▶ Page excerpt
## start

Message 16 of 33 (583734)
09-28-2010 5:21 PM
Reply to: Message 1 by cavediver
09-27-2010 5:56 PM


Awareness is Forever...
There has never been a time nor will there ever be a time when my awareness does not exist. After I die I will not be in a state of no-awareness, as there is no such thing as "after I die". So I don't even understand what death is in the context of awareness.
To believe the world continues on after your death requires a leap of faith. After all, you have no evidence to suggest that the world is capable of existing without you sensing it; when you sleep, the world does not appear to exist as it does when you're awake. The state of the world is, sensibly, dependent on your state of awareness; its existence dependent on yours.
Interestingly, to believe that you continue on after your death requires no such leap of faith, but is heavily evidenced: for as long as you have been aware, you have been aware, and there is no time you are aware of during which you were not aware.
Contrary to the notion that your awareness will end, sensible evidence points to your awareness being eternal.

## end

▶ Work to complete
1 – Translate this sentence from the post on awareness into Spanish: "Contrary to the notion that your awareness will end, sensible evidence points to your awareness being eternal."
2 – Please go on with the post on awareness, picking up right after its final sentence.
The lines that follow were taken from a different source than the post on awareness.

Data records:
## start

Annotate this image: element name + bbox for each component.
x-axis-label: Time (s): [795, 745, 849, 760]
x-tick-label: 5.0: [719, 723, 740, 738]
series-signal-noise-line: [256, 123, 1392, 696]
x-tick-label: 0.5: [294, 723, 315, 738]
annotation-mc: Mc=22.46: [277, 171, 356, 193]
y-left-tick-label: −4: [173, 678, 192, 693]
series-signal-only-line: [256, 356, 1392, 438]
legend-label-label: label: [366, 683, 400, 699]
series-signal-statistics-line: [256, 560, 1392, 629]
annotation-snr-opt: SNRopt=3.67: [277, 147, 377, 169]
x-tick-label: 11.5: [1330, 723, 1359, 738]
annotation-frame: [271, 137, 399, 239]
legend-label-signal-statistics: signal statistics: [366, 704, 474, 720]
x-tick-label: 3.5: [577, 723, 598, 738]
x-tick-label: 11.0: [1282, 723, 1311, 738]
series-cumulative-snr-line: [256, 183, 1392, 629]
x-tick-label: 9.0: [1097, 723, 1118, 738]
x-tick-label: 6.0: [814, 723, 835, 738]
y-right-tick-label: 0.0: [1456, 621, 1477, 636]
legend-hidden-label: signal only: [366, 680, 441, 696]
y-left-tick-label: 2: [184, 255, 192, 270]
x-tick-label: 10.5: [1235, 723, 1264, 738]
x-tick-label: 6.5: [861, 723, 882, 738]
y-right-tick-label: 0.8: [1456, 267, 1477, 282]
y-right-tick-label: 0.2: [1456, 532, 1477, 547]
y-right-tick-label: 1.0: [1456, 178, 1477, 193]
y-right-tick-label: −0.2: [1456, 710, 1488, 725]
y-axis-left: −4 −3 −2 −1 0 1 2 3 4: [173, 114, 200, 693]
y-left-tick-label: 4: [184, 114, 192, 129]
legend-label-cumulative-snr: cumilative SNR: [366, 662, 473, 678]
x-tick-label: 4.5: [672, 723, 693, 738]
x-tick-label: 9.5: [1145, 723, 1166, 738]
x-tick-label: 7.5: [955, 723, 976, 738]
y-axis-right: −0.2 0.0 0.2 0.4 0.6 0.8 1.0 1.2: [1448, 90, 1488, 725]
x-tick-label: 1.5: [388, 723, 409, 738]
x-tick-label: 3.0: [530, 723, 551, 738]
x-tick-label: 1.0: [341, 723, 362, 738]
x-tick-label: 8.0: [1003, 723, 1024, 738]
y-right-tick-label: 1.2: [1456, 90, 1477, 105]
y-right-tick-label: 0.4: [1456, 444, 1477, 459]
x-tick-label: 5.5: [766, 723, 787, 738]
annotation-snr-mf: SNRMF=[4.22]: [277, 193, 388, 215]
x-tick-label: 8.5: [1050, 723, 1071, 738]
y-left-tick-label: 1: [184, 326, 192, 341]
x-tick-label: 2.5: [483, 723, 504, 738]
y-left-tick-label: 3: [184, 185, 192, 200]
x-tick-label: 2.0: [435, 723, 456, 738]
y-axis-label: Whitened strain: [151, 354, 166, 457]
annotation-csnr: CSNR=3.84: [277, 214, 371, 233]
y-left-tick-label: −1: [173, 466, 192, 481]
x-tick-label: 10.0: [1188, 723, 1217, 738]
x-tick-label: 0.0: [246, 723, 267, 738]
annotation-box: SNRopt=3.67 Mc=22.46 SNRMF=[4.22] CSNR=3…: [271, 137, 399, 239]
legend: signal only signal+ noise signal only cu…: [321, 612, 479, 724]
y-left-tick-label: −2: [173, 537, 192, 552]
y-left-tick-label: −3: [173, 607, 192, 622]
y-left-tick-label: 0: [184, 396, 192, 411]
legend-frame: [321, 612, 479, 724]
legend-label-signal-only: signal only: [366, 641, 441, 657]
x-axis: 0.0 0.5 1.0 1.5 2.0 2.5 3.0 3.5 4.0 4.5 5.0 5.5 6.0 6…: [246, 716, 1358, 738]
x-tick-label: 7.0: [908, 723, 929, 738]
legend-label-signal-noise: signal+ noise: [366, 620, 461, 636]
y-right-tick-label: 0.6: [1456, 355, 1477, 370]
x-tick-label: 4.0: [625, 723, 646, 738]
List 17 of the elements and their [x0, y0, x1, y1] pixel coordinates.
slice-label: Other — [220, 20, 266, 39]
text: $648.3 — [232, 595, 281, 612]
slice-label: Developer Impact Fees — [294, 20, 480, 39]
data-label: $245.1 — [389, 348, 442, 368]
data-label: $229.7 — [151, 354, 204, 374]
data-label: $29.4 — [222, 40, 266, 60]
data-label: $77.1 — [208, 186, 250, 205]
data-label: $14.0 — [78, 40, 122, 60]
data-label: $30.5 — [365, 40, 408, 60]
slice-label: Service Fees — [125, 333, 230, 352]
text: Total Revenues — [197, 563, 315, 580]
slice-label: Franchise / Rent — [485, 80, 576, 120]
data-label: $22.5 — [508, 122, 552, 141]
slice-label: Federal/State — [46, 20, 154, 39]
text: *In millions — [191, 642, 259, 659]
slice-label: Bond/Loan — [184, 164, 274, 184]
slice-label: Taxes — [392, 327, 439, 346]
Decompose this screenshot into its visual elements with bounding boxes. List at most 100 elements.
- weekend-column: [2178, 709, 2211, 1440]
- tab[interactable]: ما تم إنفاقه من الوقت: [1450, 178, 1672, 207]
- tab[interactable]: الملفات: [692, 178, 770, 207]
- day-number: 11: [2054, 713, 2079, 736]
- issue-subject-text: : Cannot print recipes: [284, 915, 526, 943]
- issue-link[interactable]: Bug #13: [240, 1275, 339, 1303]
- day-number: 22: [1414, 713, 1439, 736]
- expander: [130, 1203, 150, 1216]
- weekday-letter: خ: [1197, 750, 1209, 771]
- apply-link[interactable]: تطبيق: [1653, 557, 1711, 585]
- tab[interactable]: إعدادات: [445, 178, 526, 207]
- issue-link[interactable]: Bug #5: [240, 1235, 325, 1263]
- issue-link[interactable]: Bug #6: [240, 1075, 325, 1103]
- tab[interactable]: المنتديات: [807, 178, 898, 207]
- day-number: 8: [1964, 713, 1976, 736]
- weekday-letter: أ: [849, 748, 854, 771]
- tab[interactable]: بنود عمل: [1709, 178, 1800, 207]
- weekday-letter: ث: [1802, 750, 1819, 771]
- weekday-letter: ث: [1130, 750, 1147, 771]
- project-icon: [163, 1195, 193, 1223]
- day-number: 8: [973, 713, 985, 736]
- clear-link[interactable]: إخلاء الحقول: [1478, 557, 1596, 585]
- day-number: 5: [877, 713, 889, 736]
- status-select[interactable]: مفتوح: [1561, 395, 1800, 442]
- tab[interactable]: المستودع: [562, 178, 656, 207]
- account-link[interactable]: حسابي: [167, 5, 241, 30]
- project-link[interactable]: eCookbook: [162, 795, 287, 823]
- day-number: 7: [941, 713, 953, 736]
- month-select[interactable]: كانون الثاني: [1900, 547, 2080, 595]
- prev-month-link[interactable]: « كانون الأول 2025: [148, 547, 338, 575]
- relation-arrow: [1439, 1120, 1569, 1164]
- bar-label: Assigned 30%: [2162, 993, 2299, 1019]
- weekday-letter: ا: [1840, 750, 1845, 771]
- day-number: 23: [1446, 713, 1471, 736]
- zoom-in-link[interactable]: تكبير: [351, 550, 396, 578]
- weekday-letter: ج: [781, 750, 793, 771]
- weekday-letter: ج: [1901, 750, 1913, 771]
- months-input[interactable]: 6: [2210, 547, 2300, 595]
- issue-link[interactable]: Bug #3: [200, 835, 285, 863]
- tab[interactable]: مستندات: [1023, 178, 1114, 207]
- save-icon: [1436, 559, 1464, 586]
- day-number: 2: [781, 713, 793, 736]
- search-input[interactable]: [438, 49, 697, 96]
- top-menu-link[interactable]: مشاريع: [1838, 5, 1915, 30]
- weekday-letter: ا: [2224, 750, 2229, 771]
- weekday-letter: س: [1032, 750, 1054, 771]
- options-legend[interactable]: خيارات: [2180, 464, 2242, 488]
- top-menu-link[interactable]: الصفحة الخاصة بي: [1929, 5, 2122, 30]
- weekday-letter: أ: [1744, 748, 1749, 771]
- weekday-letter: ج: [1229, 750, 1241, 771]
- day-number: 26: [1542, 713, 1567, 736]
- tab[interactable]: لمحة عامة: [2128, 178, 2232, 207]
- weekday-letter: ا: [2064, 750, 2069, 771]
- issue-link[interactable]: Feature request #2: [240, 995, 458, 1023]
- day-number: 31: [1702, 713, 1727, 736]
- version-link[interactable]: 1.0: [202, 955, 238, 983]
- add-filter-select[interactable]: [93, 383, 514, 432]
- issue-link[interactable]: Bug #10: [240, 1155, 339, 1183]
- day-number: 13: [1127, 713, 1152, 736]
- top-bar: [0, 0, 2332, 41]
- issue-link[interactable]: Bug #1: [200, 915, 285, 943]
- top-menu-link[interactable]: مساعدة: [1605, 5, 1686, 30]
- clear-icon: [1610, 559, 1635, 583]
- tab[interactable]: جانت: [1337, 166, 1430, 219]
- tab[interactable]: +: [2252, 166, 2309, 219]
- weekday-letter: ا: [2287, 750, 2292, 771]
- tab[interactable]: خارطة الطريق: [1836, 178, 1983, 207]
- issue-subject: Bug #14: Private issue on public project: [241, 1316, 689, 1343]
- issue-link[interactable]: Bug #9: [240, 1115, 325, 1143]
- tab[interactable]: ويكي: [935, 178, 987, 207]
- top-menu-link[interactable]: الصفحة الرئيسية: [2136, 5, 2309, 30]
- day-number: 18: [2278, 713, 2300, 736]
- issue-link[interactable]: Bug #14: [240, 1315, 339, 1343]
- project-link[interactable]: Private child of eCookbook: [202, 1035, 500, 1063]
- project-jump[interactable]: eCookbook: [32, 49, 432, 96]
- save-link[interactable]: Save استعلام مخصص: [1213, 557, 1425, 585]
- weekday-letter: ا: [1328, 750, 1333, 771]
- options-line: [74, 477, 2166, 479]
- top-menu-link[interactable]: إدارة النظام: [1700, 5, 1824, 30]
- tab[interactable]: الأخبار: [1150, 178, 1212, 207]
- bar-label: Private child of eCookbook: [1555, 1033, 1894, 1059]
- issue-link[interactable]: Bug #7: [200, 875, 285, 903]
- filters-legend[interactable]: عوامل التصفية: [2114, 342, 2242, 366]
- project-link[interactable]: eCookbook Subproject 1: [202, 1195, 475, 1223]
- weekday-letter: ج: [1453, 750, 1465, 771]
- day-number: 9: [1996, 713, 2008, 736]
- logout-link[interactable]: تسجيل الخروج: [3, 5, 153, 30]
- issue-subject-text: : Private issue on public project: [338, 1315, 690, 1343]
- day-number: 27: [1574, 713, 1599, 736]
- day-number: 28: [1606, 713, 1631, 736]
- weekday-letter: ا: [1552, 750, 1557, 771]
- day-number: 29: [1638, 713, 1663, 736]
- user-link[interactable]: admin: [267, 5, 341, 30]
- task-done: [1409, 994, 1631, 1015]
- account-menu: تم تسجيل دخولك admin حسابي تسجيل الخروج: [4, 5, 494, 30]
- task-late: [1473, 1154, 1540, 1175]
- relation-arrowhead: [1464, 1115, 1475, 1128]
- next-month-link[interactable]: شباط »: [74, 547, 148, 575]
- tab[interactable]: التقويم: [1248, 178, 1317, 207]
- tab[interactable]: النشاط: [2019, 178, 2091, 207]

## end

▶ Answers for this exercise
1 – Contrariamente a la idea de que tu conciencia terminará, la evidencia sensible apunta a que tu conciencia es eterna.

2 –
Jon

"Can we say the chair on the cat, for example? Or the basket in the person? No, we can't..." - Harriet J. Ottenheimer
"Dim bulbs save on energy..." - jar

This message is a reply to:
 Message 1 by cavediver, posted 09-27-2010 5:56 PM cavediver has not replied

Replies to this message:
 Message 17 by Omnivorous, posted 09-28-2010 6:58 PM Jon has replied
 Message 24 by caffeine, posted 09-29-2010 4:45 AM Jon has replied

  
Omnivorous
Member
Posts: 3991
From: Adirondackia
Joined: 07-21-2005
Member Rating: 6.9


Message 17 of 33 (583748)
09-28-2010 6:58 PM
Reply to: Message 16 by Jon
09-28-2010 5:21 PM


Awareness is a girl's best friend.
Contrary to the notion that your awareness will end, sensible evidence points to your awareness being eternal.
I agree that some suggestive evidence points to awareness being eternal; but I know of no sensible evidence that suggests a particular instance of it is eternal.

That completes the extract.